--- Start Records supplied ---

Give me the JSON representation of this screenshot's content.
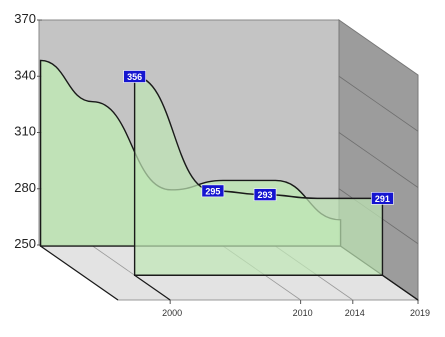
{
  "chart_data": {
    "type": "area",
    "title": "",
    "xlabel": "",
    "ylabel": "",
    "x": [
      1996,
      2000,
      2006,
      2010,
      2014,
      2019
    ],
    "x_ticks": [
      "2000",
      "2010",
      "2014",
      "2019"
    ],
    "y_ticks": [
      "250",
      "280",
      "310",
      "340",
      "370"
    ],
    "ylim": [
      250,
      370
    ],
    "grid": false,
    "legend": "none",
    "series": [
      {
        "values": [
          349,
          327,
          280,
          285,
          285,
          264
        ]
      },
      {
        "values": [
          null,
          356,
          295,
          293,
          291,
          291
        ]
      }
    ],
    "data_labels": [
      {
        "series": 1,
        "x": 2000,
        "y": 356,
        "text": "356"
      },
      {
        "series": 1,
        "x": 2006,
        "y": 295,
        "text": "295"
      },
      {
        "series": 1,
        "x": 2010,
        "y": 293,
        "text": "293"
      },
      {
        "series": 1,
        "x": 2019,
        "y": 291,
        "text": "291"
      }
    ],
    "colors": {
      "back_wall": "#c4c4c4",
      "side_wall": "#9c9c9c",
      "floor": "#e3e3e3",
      "area_fill": "#bfe7b5",
      "area_stroke": "#1a1a1a",
      "label_bg": "#1515d0",
      "label_text": "#ffffff"
    }
  }
}
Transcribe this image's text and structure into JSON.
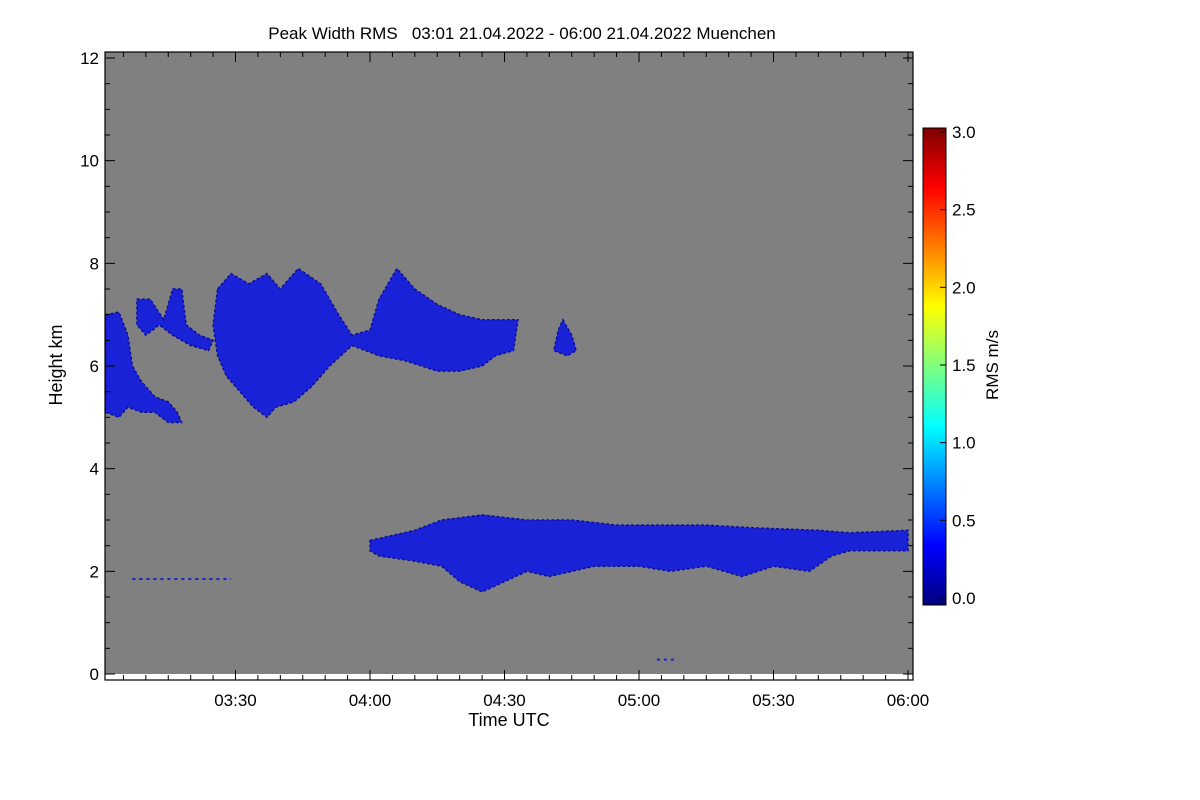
{
  "chart_data": {
    "type": "heatmap",
    "title": "Peak Width RMS   03:01 21.04.2022 - 06:00 21.04.2022 Muenchen",
    "xlabel": "Time UTC",
    "ylabel": "Height km",
    "x_unit": "minutes after 03:00 UTC",
    "xlim": [
      1,
      180
    ],
    "ylim": [
      0,
      12
    ],
    "xticks": [
      {
        "v": 30,
        "label": "03:30"
      },
      {
        "v": 60,
        "label": "04:00"
      },
      {
        "v": 90,
        "label": "04:30"
      },
      {
        "v": 120,
        "label": "05:00"
      },
      {
        "v": 150,
        "label": "05:30"
      },
      {
        "v": 180,
        "label": "06:00"
      }
    ],
    "yticks": [
      {
        "v": 0,
        "label": "0"
      },
      {
        "v": 2,
        "label": "2"
      },
      {
        "v": 4,
        "label": "4"
      },
      {
        "v": 6,
        "label": "6"
      },
      {
        "v": 8,
        "label": "8"
      },
      {
        "v": 10,
        "label": "10"
      },
      {
        "v": 12,
        "label": "12"
      }
    ],
    "background_color": "#808080",
    "colorbar": {
      "label": "RMS m/s",
      "range": [
        0,
        3
      ],
      "ticks": [
        {
          "v": 0,
          "label": "0.0"
        },
        {
          "v": 0.5,
          "label": "0.5"
        },
        {
          "v": 1,
          "label": "1.0"
        },
        {
          "v": 1.5,
          "label": "1.5"
        },
        {
          "v": 2,
          "label": "2.0"
        },
        {
          "v": 2.5,
          "label": "2.5"
        },
        {
          "v": 3,
          "label": "3.0"
        }
      ],
      "colormap": [
        "#00007f",
        "#0000ff",
        "#007fff",
        "#00ffff",
        "#7fff7f",
        "#ffff00",
        "#ff7f00",
        "#ff0000",
        "#7f0000"
      ]
    },
    "regions": [
      {
        "name": "upper-cloud-left",
        "value": 0.3,
        "points": [
          [
            1,
            7.0
          ],
          [
            4,
            7.05
          ],
          [
            6,
            6.6
          ],
          [
            7,
            6.0
          ],
          [
            9,
            5.7
          ],
          [
            12,
            5.4
          ],
          [
            15,
            5.3
          ],
          [
            17,
            5.1
          ],
          [
            18,
            4.9
          ],
          [
            15,
            4.9
          ],
          [
            12,
            5.1
          ],
          [
            9,
            5.1
          ],
          [
            6,
            5.2
          ],
          [
            4,
            5.0
          ],
          [
            1,
            5.1
          ]
        ]
      },
      {
        "name": "upper-cloud-b",
        "value": 0.3,
        "points": [
          [
            8,
            7.3
          ],
          [
            11,
            7.3
          ],
          [
            14,
            6.9
          ],
          [
            16,
            7.5
          ],
          [
            18,
            7.5
          ],
          [
            19,
            6.8
          ],
          [
            22,
            6.6
          ],
          [
            25,
            6.5
          ],
          [
            24,
            6.3
          ],
          [
            20,
            6.4
          ],
          [
            16,
            6.6
          ],
          [
            13,
            6.8
          ],
          [
            10,
            6.6
          ],
          [
            8,
            6.8
          ]
        ]
      },
      {
        "name": "upper-cloud-main",
        "value": 0.35,
        "points": [
          [
            26,
            7.5
          ],
          [
            29,
            7.8
          ],
          [
            33,
            7.6
          ],
          [
            37,
            7.8
          ],
          [
            40,
            7.5
          ],
          [
            44,
            7.9
          ],
          [
            49,
            7.6
          ],
          [
            53,
            7.0
          ],
          [
            56,
            6.6
          ],
          [
            60,
            6.7
          ],
          [
            62,
            7.3
          ],
          [
            66,
            7.9
          ],
          [
            70,
            7.5
          ],
          [
            75,
            7.2
          ],
          [
            80,
            7.0
          ],
          [
            85,
            6.9
          ],
          [
            93,
            6.9
          ],
          [
            92,
            6.3
          ],
          [
            88,
            6.2
          ],
          [
            85,
            6.0
          ],
          [
            80,
            5.9
          ],
          [
            75,
            5.9
          ],
          [
            68,
            6.1
          ],
          [
            62,
            6.2
          ],
          [
            56,
            6.4
          ],
          [
            51,
            6.0
          ],
          [
            47,
            5.6
          ],
          [
            43,
            5.3
          ],
          [
            39,
            5.2
          ],
          [
            37,
            5.0
          ],
          [
            34,
            5.2
          ],
          [
            31,
            5.5
          ],
          [
            28,
            5.8
          ],
          [
            26,
            6.2
          ],
          [
            25,
            6.8
          ]
        ]
      },
      {
        "name": "upper-cloud-small",
        "value": 0.3,
        "points": [
          [
            103,
            6.9
          ],
          [
            105,
            6.6
          ],
          [
            106,
            6.3
          ],
          [
            104,
            6.2
          ],
          [
            101,
            6.3
          ],
          [
            102,
            6.7
          ]
        ]
      },
      {
        "name": "lower-cloud-layer",
        "value": 0.35,
        "points": [
          [
            60,
            2.6
          ],
          [
            70,
            2.8
          ],
          [
            76,
            3.0
          ],
          [
            85,
            3.1
          ],
          [
            95,
            3.0
          ],
          [
            105,
            3.0
          ],
          [
            115,
            2.9
          ],
          [
            125,
            2.9
          ],
          [
            135,
            2.9
          ],
          [
            145,
            2.85
          ],
          [
            160,
            2.8
          ],
          [
            167,
            2.75
          ],
          [
            180,
            2.8
          ],
          [
            180,
            2.4
          ],
          [
            167,
            2.4
          ],
          [
            163,
            2.3
          ],
          [
            158,
            2.0
          ],
          [
            150,
            2.1
          ],
          [
            143,
            1.9
          ],
          [
            135,
            2.1
          ],
          [
            127,
            2.0
          ],
          [
            120,
            2.1
          ],
          [
            110,
            2.1
          ],
          [
            100,
            1.9
          ],
          [
            95,
            2.0
          ],
          [
            90,
            1.8
          ],
          [
            85,
            1.6
          ],
          [
            80,
            1.8
          ],
          [
            76,
            2.1
          ],
          [
            70,
            2.2
          ],
          [
            62,
            2.3
          ],
          [
            60,
            2.4
          ]
        ]
      }
    ],
    "speckle_lines": [
      {
        "x": [
          7,
          29
        ],
        "y": 1.85,
        "value": 0.3
      },
      {
        "x": [
          124,
          128
        ],
        "y": 0.28,
        "value": 0.2
      }
    ]
  }
}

--- End Records supplied ---

◆ Required work
Copy the records above exactly, omitting every picture.

◆ Solved exercise
Give me the JSON representation of this screenshot's content.
{
  "chart_data": {
    "type": "area",
    "title": "",
    "xlabel": "",
    "ylabel": "",
    "x": [
      1996,
      2000,
      2006,
      2010,
      2014,
      2019
    ],
    "x_ticks": [
      "2000",
      "2010",
      "2014",
      "2019"
    ],
    "y_ticks": [
      "250",
      "280",
      "310",
      "340",
      "370"
    ],
    "ylim": [
      250,
      370
    ],
    "grid": false,
    "legend": "none",
    "series": [
      {
        "values": [
          349,
          327,
          280,
          285,
          285,
          264
        ]
      },
      {
        "values": [
          null,
          356,
          295,
          293,
          291,
          291
        ]
      }
    ],
    "data_labels": [
      {
        "series": 1,
        "x": 2000,
        "y": 356,
        "text": "356"
      },
      {
        "series": 1,
        "x": 2006,
        "y": 295,
        "text": "295"
      },
      {
        "series": 1,
        "x": 2010,
        "y": 293,
        "text": "293"
      },
      {
        "series": 1,
        "x": 2019,
        "y": 291,
        "text": "291"
      }
    ],
    "colors": {
      "back_wall": "#c4c4c4",
      "side_wall": "#9c9c9c",
      "floor": "#e3e3e3",
      "area_fill": "#bfe7b5",
      "area_stroke": "#1a1a1a",
      "label_bg": "#1515d0",
      "label_text": "#ffffff"
    }
  }
}
Transcribe this image's text and structure into JSON.
{
  "chart_data": {
    "type": "heatmap",
    "title": "Peak Width RMS   03:01 21.04.2022 - 06:00 21.04.2022 Muenchen",
    "xlabel": "Time UTC",
    "ylabel": "Height km",
    "x_unit": "minutes after 03:00 UTC",
    "xlim": [
      1,
      180
    ],
    "ylim": [
      0,
      12
    ],
    "xticks": [
      {
        "v": 30,
        "label": "03:30"
      },
      {
        "v": 60,
        "label": "04:00"
      },
      {
        "v": 90,
        "label": "04:30"
      },
      {
        "v": 120,
        "label": "05:00"
      },
      {
        "v": 150,
        "label": "05:30"
      },
      {
        "v": 180,
        "label": "06:00"
      }
    ],
    "yticks": [
      {
        "v": 0,
        "label": "0"
      },
      {
        "v": 2,
        "label": "2"
      },
      {
        "v": 4,
        "label": "4"
      },
      {
        "v": 6,
        "label": "6"
      },
      {
        "v": 8,
        "label": "8"
      },
      {
        "v": 10,
        "label": "10"
      },
      {
        "v": 12,
        "label": "12"
      }
    ],
    "background_color": "#808080",
    "colorbar": {
      "label": "RMS m/s",
      "range": [
        0,
        3
      ],
      "ticks": [
        {
          "v": 0,
          "label": "0.0"
        },
        {
          "v": 0.5,
          "label": "0.5"
        },
        {
          "v": 1,
          "label": "1.0"
        },
        {
          "v": 1.5,
          "label": "1.5"
        },
        {
          "v": 2,
          "label": "2.0"
        },
        {
          "v": 2.5,
          "label": "2.5"
        },
        {
          "v": 3,
          "label": "3.0"
        }
      ],
      "colormap": [
        "#00007f",
        "#0000ff",
        "#007fff",
        "#00ffff",
        "#7fff7f",
        "#ffff00",
        "#ff7f00",
        "#ff0000",
        "#7f0000"
      ]
    },
    "regions": [
      {
        "name": "upper-cloud-left",
        "value": 0.3,
        "points": [
          [
            1,
            7.0
          ],
          [
            4,
            7.05
          ],
          [
            6,
            6.6
          ],
          [
            7,
            6.0
          ],
          [
            9,
            5.7
          ],
          [
            12,
            5.4
          ],
          [
            15,
            5.3
          ],
          [
            17,
            5.1
          ],
          [
            18,
            4.9
          ],
          [
            15,
            4.9
          ],
          [
            12,
            5.1
          ],
          [
            9,
            5.1
          ],
          [
            6,
            5.2
          ],
          [
            4,
            5.0
          ],
          [
            1,
            5.1
          ]
        ]
      },
      {
        "name": "upper-cloud-b",
        "value": 0.3,
        "points": [
          [
            8,
            7.3
          ],
          [
            11,
            7.3
          ],
          [
            14,
            6.9
          ],
          [
            16,
            7.5
          ],
          [
            18,
            7.5
          ],
          [
            19,
            6.8
          ],
          [
            22,
            6.6
          ],
          [
            25,
            6.5
          ],
          [
            24,
            6.3
          ],
          [
            20,
            6.4
          ],
          [
            16,
            6.6
          ],
          [
            13,
            6.8
          ],
          [
            10,
            6.6
          ],
          [
            8,
            6.8
          ]
        ]
      },
      {
        "name": "upper-cloud-main",
        "value": 0.35,
        "points": [
          [
            26,
            7.5
          ],
          [
            29,
            7.8
          ],
          [
            33,
            7.6
          ],
          [
            37,
            7.8
          ],
          [
            40,
            7.5
          ],
          [
            44,
            7.9
          ],
          [
            49,
            7.6
          ],
          [
            53,
            7.0
          ],
          [
            56,
            6.6
          ],
          [
            60,
            6.7
          ],
          [
            62,
            7.3
          ],
          [
            66,
            7.9
          ],
          [
            70,
            7.5
          ],
          [
            75,
            7.2
          ],
          [
            80,
            7.0
          ],
          [
            85,
            6.9
          ],
          [
            93,
            6.9
          ],
          [
            92,
            6.3
          ],
          [
            88,
            6.2
          ],
          [
            85,
            6.0
          ],
          [
            80,
            5.9
          ],
          [
            75,
            5.9
          ],
          [
            68,
            6.1
          ],
          [
            62,
            6.2
          ],
          [
            56,
            6.4
          ],
          [
            51,
            6.0
          ],
          [
            47,
            5.6
          ],
          [
            43,
            5.3
          ],
          [
            39,
            5.2
          ],
          [
            37,
            5.0
          ],
          [
            34,
            5.2
          ],
          [
            31,
            5.5
          ],
          [
            28,
            5.8
          ],
          [
            26,
            6.2
          ],
          [
            25,
            6.8
          ]
        ]
      },
      {
        "name": "upper-cloud-small",
        "value": 0.3,
        "points": [
          [
            103,
            6.9
          ],
          [
            105,
            6.6
          ],
          [
            106,
            6.3
          ],
          [
            104,
            6.2
          ],
          [
            101,
            6.3
          ],
          [
            102,
            6.7
          ]
        ]
      },
      {
        "name": "lower-cloud-layer",
        "value": 0.35,
        "points": [
          [
            60,
            2.6
          ],
          [
            70,
            2.8
          ],
          [
            76,
            3.0
          ],
          [
            85,
            3.1
          ],
          [
            95,
            3.0
          ],
          [
            105,
            3.0
          ],
          [
            115,
            2.9
          ],
          [
            125,
            2.9
          ],
          [
            135,
            2.9
          ],
          [
            145,
            2.85
          ],
          [
            160,
            2.8
          ],
          [
            167,
            2.75
          ],
          [
            180,
            2.8
          ],
          [
            180,
            2.4
          ],
          [
            167,
            2.4
          ],
          [
            163,
            2.3
          ],
          [
            158,
            2.0
          ],
          [
            150,
            2.1
          ],
          [
            143,
            1.9
          ],
          [
            135,
            2.1
          ],
          [
            127,
            2.0
          ],
          [
            120,
            2.1
          ],
          [
            110,
            2.1
          ],
          [
            100,
            1.9
          ],
          [
            95,
            2.0
          ],
          [
            90,
            1.8
          ],
          [
            85,
            1.6
          ],
          [
            80,
            1.8
          ],
          [
            76,
            2.1
          ],
          [
            70,
            2.2
          ],
          [
            62,
            2.3
          ],
          [
            60,
            2.4
          ]
        ]
      }
    ],
    "speckle_lines": [
      {
        "x": [
          7,
          29
        ],
        "y": 1.85,
        "value": 0.3
      },
      {
        "x": [
          124,
          128
        ],
        "y": 0.28,
        "value": 0.2
      }
    ]
  }
}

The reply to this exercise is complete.